## [What this task involves]
What the answer must contain is every line of the records, exactly, with no pictures.
══ Records supplied ══
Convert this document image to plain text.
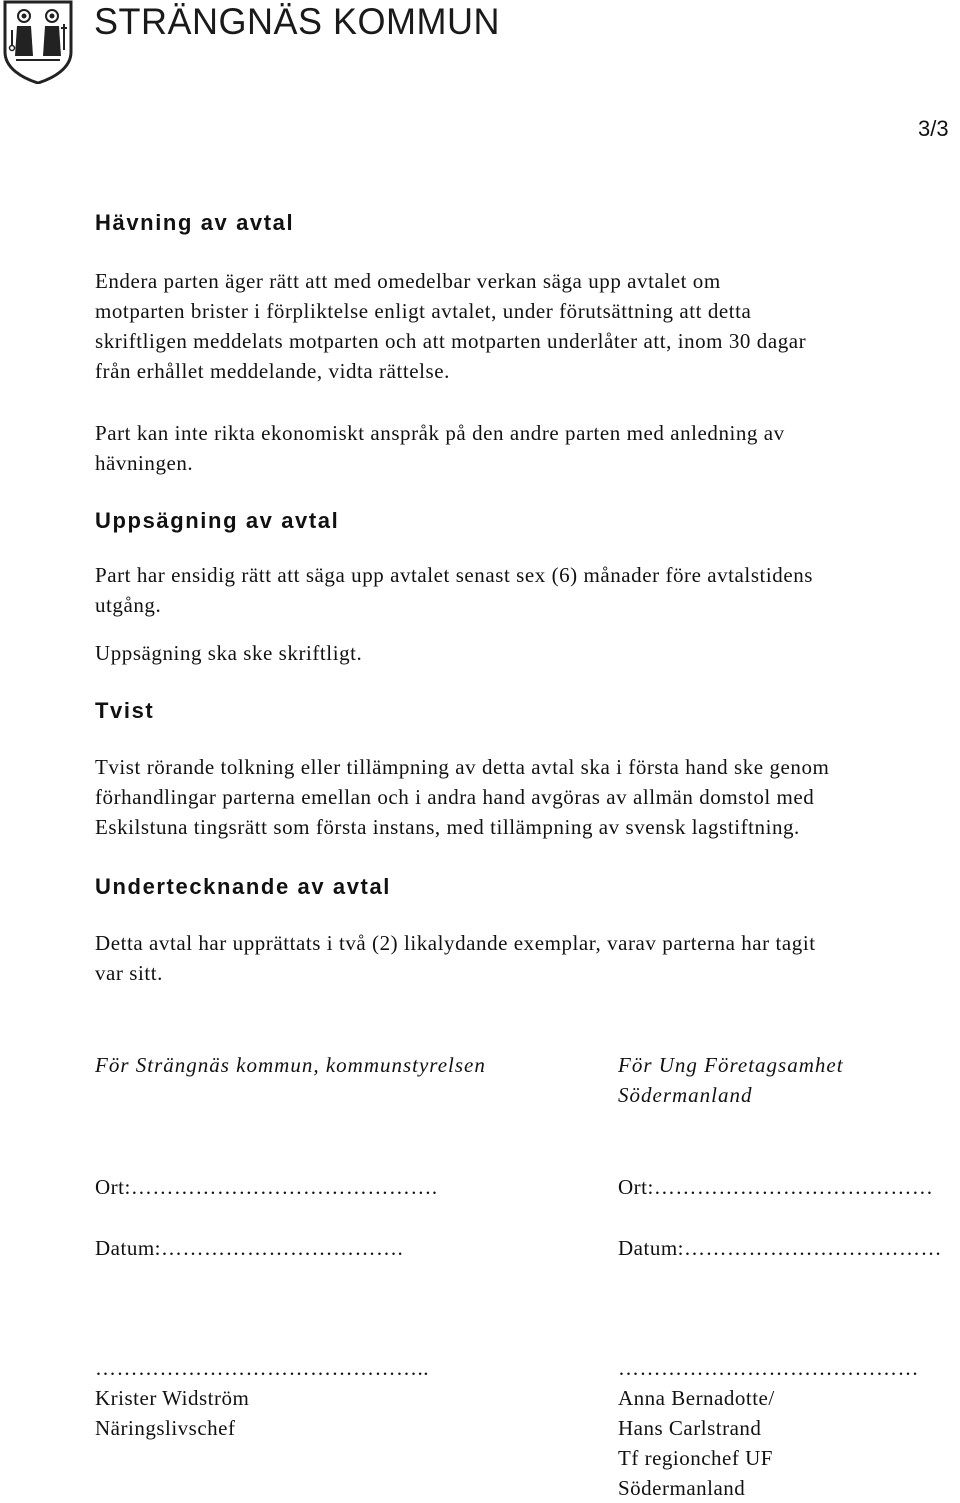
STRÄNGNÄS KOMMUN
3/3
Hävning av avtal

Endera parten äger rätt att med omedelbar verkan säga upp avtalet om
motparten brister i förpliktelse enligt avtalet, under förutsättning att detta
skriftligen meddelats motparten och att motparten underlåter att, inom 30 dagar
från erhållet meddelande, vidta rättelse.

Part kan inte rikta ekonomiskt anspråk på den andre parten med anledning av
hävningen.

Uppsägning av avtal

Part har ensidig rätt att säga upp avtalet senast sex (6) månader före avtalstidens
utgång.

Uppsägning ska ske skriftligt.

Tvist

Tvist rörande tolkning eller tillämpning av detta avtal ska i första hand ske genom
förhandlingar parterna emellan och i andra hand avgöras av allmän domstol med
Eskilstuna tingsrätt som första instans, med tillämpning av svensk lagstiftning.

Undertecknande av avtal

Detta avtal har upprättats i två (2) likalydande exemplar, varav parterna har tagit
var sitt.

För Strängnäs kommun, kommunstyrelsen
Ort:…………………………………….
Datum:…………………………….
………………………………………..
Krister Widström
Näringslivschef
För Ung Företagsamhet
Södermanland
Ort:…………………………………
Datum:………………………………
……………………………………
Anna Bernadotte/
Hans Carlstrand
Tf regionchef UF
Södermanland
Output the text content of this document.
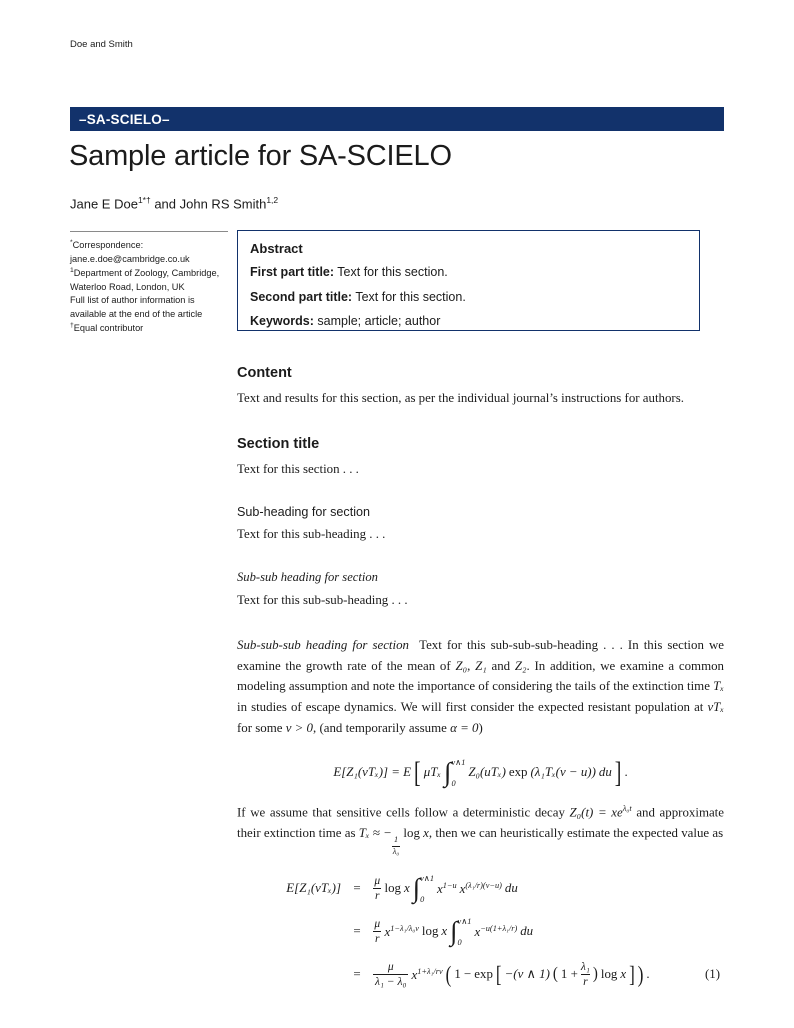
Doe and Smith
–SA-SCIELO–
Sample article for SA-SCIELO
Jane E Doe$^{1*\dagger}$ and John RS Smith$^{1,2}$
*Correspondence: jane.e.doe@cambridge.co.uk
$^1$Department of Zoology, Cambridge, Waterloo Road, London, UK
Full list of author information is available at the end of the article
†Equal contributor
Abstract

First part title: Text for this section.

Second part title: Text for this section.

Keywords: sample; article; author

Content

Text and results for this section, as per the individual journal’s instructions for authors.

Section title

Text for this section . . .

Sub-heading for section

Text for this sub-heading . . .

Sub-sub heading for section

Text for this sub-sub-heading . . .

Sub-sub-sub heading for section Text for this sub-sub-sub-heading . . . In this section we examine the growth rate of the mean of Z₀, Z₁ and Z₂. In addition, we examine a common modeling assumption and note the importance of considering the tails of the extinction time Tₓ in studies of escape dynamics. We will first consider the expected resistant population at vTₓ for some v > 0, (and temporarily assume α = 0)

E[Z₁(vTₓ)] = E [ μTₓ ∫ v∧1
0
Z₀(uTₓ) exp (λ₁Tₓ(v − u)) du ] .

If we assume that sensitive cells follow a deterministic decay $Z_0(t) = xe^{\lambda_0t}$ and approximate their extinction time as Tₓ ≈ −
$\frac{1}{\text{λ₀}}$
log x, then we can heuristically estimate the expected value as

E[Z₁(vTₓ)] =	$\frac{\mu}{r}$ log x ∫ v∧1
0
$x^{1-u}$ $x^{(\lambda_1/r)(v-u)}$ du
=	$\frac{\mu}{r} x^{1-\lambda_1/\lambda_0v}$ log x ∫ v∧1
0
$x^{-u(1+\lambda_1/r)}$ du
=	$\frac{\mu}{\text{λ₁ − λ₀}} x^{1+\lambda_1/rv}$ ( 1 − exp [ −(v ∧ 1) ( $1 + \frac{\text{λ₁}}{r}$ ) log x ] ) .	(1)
═══
## [Answer]
Convert this document image to plain text.
STRÄNGNÄS KOMMUN
3/3
Hävning av avtal

Endera parten äger rätt att med omedelbar verkan säga upp avtalet om
motparten brister i förpliktelse enligt avtalet, under förutsättning att detta
skriftligen meddelats motparten och att motparten underlåter att, inom 30 dagar
från erhållet meddelande, vidta rättelse.

Part kan inte rikta ekonomiskt anspråk på den andre parten med anledning av
hävningen.

Uppsägning av avtal

Part har ensidig rätt att säga upp avtalet senast sex (6) månader före avtalstidens
utgång.

Uppsägning ska ske skriftligt.

Tvist

Tvist rörande tolkning eller tillämpning av detta avtal ska i första hand ske genom
förhandlingar parterna emellan och i andra hand avgöras av allmän domstol med
Eskilstuna tingsrätt som första instans, med tillämpning av svensk lagstiftning.

Undertecknande av avtal

Detta avtal har upprättats i två (2) likalydande exemplar, varav parterna har tagit
var sitt.

För Strängnäs kommun, kommunstyrelsen
Ort:…………………………………….
Datum:…………………………….
………………………………………..
Krister Widström
Näringslivschef
För Ung Företagsamhet
Södermanland
Ort:…………………………………
Datum:………………………………
……………………………………
Anna Bernadotte/
Hans Carlstrand
Tf regionchef UF
Södermanland
Output the text content of this document.
Doe and Smith
–SA-SCIELO–
Sample article for SA-SCIELO
Jane E Doe$^{1*\dagger}$ and John RS Smith$^{1,2}$
*Correspondence: jane.e.doe@cambridge.co.uk
$^1$Department of Zoology, Cambridge, Waterloo Road, London, UK
Full list of author information is available at the end of the article
†Equal contributor
Abstract

First part title: Text for this section.

Second part title: Text for this section.

Keywords: sample; article; author

Content

Text and results for this section, as per the individual journal’s instructions for authors.

Section title

Text for this section . . .

Sub-heading for section

Text for this sub-heading . . .

Sub-sub heading for section

Text for this sub-sub-heading . . .

Sub-sub-sub heading for section Text for this sub-sub-sub-heading . . . In this section we examine the growth rate of the mean of Z₀, Z₁ and Z₂. In addition, we examine a common modeling assumption and note the importance of considering the tails of the extinction time Tₓ in studies of escape dynamics. We will first consider the expected resistant population at vTₓ for some v > 0, (and temporarily assume α = 0)

E[Z₁(vTₓ)] = E [ μTₓ ∫ v∧1
0
Z₀(uTₓ) exp (λ₁Tₓ(v − u)) du ] .

If we assume that sensitive cells follow a deterministic decay $Z_0(t) = xe^{\lambda_0t}$ and approximate their extinction time as Tₓ ≈ −
$\frac{1}{\text{λ₀}}$
log x, then we can heuristically estimate the expected value as

E[Z₁(vTₓ)] =	$\frac{\mu}{r}$ log x ∫ v∧1
0
$x^{1-u}$ $x^{(\lambda_1/r)(v-u)}$ du
=	$\frac{\mu}{r} x^{1-\lambda_1/\lambda_0v}$ log x ∫ v∧1
0
$x^{-u(1+\lambda_1/r)}$ du
=	$\frac{\mu}{\text{λ₁ − λ₀}} x^{1+\lambda_1/rv}$ ( 1 − exp [ −(v ∧ 1) ( $1 + \frac{\text{λ₁}}{r}$ ) log x ] ) .	(1)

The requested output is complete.